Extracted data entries

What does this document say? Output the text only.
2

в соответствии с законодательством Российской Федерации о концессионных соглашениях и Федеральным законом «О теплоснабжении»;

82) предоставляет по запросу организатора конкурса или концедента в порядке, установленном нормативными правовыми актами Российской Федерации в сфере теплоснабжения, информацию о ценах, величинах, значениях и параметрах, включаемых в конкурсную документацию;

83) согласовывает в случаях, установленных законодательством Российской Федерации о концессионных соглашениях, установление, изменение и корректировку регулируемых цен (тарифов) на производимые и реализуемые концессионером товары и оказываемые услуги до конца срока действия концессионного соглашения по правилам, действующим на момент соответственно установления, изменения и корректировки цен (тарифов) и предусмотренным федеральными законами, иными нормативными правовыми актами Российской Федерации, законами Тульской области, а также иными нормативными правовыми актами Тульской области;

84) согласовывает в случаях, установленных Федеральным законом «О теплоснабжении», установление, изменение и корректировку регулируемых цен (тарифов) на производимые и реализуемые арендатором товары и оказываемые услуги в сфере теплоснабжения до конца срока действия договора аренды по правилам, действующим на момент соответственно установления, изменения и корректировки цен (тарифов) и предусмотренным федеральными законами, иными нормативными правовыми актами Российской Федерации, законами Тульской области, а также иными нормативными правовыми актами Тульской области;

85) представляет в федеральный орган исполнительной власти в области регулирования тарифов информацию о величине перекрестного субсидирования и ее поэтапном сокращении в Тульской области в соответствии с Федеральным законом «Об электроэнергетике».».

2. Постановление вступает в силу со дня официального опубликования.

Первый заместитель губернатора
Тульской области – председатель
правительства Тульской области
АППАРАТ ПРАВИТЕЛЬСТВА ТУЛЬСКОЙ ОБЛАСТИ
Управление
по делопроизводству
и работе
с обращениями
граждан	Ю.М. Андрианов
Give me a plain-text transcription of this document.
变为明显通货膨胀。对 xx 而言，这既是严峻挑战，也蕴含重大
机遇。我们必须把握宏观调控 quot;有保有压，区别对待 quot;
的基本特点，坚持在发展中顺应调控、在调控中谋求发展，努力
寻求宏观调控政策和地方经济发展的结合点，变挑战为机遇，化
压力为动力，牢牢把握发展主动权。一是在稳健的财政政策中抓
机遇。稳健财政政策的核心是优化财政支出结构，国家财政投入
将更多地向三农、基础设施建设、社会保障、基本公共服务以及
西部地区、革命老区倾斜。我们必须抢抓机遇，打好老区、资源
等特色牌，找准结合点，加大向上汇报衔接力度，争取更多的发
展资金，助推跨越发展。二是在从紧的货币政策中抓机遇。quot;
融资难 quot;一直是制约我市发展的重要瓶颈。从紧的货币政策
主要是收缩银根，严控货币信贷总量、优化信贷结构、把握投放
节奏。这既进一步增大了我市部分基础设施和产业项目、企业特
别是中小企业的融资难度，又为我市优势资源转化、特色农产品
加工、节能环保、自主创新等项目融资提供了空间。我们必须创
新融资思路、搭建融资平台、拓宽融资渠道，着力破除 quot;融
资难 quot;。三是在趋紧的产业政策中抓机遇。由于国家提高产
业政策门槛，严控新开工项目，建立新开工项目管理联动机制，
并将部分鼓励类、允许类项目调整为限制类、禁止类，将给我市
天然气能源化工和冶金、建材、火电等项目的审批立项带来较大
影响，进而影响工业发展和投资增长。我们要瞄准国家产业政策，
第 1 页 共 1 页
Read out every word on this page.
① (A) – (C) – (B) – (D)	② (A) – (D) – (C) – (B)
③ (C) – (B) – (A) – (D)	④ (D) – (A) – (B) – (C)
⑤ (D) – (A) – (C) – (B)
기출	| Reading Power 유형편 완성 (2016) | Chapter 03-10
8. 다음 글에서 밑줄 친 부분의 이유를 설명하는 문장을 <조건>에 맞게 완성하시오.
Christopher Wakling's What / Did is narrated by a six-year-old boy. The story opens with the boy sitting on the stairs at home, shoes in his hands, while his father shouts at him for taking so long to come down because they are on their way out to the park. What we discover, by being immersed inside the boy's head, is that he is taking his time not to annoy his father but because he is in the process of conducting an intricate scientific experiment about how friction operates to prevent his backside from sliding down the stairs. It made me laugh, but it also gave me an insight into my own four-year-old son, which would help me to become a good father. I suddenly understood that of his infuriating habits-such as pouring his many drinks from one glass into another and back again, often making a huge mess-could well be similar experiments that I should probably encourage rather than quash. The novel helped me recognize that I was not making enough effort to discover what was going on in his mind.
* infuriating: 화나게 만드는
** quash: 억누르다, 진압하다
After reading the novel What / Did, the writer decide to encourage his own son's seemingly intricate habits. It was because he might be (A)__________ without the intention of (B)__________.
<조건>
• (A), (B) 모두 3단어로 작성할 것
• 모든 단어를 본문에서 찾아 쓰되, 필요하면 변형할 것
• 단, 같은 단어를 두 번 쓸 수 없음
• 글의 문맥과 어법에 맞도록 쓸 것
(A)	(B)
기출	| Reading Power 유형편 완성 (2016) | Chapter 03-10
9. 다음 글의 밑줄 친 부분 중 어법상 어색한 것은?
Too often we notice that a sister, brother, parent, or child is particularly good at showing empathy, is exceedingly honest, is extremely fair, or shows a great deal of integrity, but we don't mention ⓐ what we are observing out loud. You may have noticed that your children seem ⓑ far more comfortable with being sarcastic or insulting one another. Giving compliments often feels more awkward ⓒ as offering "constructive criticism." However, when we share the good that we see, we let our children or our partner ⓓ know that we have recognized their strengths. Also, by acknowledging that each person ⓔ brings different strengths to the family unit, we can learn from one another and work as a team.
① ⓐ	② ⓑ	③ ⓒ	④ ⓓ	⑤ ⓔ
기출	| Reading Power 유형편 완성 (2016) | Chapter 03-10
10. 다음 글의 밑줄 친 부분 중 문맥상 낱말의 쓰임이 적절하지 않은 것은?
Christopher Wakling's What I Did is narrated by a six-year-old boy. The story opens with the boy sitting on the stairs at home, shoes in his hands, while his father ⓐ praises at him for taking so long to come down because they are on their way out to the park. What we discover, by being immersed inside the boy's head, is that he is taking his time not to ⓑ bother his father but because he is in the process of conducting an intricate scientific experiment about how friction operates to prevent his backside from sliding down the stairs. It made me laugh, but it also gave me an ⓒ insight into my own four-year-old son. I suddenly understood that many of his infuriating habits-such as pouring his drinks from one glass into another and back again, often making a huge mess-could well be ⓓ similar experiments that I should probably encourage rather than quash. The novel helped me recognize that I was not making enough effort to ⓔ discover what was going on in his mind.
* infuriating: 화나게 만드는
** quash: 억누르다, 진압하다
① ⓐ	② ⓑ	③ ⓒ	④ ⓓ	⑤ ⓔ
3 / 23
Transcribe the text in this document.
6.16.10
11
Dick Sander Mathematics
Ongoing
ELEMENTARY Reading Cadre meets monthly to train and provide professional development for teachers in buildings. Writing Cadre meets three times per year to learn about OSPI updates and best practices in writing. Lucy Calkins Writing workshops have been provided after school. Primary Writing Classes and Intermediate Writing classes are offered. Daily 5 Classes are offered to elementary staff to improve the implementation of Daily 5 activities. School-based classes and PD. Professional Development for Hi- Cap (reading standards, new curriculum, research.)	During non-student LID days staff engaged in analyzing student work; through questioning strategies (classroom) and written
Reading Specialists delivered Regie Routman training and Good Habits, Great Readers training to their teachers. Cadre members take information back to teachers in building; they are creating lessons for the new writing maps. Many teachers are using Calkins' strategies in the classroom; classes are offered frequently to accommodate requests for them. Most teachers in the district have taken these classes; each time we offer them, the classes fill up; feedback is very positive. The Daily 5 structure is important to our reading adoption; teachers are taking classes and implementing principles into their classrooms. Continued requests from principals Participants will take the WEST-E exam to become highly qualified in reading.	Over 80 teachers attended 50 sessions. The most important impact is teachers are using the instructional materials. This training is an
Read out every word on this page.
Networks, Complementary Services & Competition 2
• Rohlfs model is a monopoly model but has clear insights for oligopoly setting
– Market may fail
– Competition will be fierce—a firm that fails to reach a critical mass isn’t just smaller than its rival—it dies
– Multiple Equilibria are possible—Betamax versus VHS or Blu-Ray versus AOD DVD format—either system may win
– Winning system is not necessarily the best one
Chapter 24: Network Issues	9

:: Task description ::
Look over the material above and show each line where "Competition" appears.

:: Complete response ::
Networks, Complementary Services & Competition 2
– Competition will be fierce—a firm that fails to reach a critical mass isn’t just smaller than its rival—it dies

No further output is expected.